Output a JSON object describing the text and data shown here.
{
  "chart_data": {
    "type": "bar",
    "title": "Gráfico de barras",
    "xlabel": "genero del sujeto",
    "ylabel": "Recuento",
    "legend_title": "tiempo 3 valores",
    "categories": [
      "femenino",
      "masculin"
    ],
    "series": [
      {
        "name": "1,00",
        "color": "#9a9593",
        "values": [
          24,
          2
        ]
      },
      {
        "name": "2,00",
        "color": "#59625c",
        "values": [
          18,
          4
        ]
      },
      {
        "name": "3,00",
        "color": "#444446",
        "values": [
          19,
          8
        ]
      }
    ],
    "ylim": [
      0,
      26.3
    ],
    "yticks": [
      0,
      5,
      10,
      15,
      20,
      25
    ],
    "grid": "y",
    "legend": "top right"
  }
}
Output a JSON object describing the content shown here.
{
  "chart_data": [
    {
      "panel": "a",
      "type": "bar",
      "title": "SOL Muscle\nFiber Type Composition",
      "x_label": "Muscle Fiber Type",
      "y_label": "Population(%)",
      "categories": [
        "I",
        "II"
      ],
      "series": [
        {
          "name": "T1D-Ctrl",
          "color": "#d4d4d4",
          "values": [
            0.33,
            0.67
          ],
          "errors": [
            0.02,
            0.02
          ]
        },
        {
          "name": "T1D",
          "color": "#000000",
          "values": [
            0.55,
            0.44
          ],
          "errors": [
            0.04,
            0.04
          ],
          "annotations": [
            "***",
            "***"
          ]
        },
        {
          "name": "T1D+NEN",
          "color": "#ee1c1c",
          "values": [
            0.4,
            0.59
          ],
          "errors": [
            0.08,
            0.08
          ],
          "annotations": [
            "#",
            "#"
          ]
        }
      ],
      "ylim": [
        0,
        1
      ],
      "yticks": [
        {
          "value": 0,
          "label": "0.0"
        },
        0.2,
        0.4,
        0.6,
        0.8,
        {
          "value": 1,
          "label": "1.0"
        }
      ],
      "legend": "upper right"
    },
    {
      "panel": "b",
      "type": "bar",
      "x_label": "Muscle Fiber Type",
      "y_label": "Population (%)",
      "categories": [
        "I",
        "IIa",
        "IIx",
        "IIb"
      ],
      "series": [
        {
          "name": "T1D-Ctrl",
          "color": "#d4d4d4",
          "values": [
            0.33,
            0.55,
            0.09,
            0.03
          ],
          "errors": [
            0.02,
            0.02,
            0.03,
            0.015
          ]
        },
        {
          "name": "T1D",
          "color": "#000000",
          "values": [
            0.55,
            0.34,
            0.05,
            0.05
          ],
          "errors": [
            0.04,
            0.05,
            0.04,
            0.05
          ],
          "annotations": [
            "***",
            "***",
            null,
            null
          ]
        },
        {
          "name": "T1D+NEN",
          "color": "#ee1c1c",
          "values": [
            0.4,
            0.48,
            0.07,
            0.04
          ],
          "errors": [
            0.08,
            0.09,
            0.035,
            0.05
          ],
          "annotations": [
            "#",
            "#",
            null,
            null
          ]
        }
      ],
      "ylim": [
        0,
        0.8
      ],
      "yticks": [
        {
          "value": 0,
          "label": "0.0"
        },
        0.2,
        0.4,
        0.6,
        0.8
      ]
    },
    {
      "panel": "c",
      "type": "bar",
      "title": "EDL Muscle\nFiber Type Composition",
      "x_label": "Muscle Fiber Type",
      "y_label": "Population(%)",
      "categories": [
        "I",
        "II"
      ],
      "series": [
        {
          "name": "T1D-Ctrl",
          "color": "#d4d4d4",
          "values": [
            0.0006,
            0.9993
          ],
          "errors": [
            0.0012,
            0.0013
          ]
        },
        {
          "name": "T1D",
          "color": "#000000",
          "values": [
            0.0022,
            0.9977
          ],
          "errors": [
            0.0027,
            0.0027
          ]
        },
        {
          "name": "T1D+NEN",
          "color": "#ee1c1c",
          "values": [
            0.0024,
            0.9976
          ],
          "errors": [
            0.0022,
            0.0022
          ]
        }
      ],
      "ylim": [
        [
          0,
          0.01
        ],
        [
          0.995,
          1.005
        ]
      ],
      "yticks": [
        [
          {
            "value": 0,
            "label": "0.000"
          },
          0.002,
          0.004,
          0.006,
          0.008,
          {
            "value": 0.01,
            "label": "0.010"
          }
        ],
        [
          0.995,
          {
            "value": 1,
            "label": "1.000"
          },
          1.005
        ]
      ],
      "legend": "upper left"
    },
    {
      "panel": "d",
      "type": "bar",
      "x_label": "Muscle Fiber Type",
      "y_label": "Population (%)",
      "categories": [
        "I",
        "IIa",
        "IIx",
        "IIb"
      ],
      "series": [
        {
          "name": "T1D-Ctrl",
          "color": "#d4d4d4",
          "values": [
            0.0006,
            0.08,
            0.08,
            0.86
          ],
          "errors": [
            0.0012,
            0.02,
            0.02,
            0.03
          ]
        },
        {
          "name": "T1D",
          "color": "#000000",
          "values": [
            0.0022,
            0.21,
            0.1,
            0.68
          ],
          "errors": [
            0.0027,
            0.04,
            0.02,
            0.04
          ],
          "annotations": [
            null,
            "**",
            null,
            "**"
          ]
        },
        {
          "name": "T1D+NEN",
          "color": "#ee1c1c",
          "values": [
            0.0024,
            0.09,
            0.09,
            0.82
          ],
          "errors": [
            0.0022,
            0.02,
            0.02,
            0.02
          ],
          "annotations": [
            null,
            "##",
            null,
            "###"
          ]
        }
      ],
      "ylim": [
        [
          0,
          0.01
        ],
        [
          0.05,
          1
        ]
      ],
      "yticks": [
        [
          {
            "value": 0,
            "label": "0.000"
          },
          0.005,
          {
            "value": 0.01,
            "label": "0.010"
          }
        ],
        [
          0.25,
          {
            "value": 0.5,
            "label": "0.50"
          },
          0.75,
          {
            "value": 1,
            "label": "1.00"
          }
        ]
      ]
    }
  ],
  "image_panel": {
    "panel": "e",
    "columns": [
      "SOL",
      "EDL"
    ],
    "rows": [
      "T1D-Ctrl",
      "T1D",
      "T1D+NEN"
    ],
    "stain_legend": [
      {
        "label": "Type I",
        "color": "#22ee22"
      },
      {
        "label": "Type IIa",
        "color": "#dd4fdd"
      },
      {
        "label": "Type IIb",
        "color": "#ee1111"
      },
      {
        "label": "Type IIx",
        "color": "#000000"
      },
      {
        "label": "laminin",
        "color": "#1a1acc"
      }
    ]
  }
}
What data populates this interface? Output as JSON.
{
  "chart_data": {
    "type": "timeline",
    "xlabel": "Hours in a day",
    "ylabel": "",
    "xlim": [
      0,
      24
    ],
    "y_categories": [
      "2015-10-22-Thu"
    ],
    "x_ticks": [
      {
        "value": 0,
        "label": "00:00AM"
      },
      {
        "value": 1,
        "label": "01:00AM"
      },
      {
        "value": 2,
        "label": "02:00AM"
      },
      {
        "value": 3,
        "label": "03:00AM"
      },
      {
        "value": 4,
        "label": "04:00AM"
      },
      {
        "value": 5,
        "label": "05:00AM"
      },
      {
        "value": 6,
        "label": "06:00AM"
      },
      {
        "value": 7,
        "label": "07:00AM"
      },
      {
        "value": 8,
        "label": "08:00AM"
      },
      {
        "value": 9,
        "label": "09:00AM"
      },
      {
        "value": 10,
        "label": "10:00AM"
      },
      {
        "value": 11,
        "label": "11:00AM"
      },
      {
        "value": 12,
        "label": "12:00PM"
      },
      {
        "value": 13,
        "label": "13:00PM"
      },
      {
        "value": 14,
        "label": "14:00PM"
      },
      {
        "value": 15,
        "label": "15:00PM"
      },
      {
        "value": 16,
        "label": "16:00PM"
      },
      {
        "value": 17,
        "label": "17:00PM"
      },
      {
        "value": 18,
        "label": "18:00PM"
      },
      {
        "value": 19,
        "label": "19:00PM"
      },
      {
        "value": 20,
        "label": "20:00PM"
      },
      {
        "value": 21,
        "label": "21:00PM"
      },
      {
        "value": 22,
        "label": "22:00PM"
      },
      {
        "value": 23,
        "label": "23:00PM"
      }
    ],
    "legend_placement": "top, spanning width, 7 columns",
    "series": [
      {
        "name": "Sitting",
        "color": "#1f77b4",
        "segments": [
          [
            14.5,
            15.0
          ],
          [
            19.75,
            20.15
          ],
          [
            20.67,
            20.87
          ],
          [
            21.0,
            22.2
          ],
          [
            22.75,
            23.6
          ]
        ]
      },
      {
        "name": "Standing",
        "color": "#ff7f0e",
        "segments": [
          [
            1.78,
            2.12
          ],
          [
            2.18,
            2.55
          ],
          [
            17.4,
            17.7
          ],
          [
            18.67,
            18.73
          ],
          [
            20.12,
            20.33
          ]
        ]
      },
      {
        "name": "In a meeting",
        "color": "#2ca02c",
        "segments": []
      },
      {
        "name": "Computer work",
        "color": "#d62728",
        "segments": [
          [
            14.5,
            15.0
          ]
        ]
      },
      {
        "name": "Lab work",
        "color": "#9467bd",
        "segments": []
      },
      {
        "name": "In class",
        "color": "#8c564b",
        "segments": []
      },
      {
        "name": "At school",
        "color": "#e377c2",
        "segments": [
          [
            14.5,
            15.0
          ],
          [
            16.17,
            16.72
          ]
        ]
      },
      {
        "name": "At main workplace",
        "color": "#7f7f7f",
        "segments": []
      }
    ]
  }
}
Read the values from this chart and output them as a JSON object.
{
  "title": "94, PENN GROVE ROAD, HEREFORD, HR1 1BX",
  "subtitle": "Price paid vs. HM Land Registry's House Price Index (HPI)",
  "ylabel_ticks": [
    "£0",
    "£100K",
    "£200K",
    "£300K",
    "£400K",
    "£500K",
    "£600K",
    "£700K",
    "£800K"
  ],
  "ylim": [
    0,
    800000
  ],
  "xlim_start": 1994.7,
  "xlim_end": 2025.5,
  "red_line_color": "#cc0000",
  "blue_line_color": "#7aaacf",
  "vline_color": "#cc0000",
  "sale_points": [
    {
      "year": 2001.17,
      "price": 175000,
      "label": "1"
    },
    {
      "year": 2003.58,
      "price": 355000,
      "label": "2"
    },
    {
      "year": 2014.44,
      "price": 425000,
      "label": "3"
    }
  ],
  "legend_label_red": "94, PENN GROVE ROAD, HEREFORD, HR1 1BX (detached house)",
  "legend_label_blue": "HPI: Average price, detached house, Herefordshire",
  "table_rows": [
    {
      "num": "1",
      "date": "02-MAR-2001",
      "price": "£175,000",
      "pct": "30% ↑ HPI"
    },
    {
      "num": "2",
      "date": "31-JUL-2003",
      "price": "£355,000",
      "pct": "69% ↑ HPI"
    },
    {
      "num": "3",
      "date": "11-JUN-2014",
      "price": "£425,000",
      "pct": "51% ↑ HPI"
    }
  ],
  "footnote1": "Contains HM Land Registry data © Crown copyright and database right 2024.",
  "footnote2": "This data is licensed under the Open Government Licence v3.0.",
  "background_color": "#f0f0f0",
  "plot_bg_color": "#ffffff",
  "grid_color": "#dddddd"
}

==*==

Stated exercise = Collect the complete line wherever the string "JSON" appears in the records.

Result below =
Output a JSON object describing the text and data shown here.
Output a JSON object describing the content shown here.
What data populates this interface? Output as JSON.
Read the values from this chart and output them as a JSON object.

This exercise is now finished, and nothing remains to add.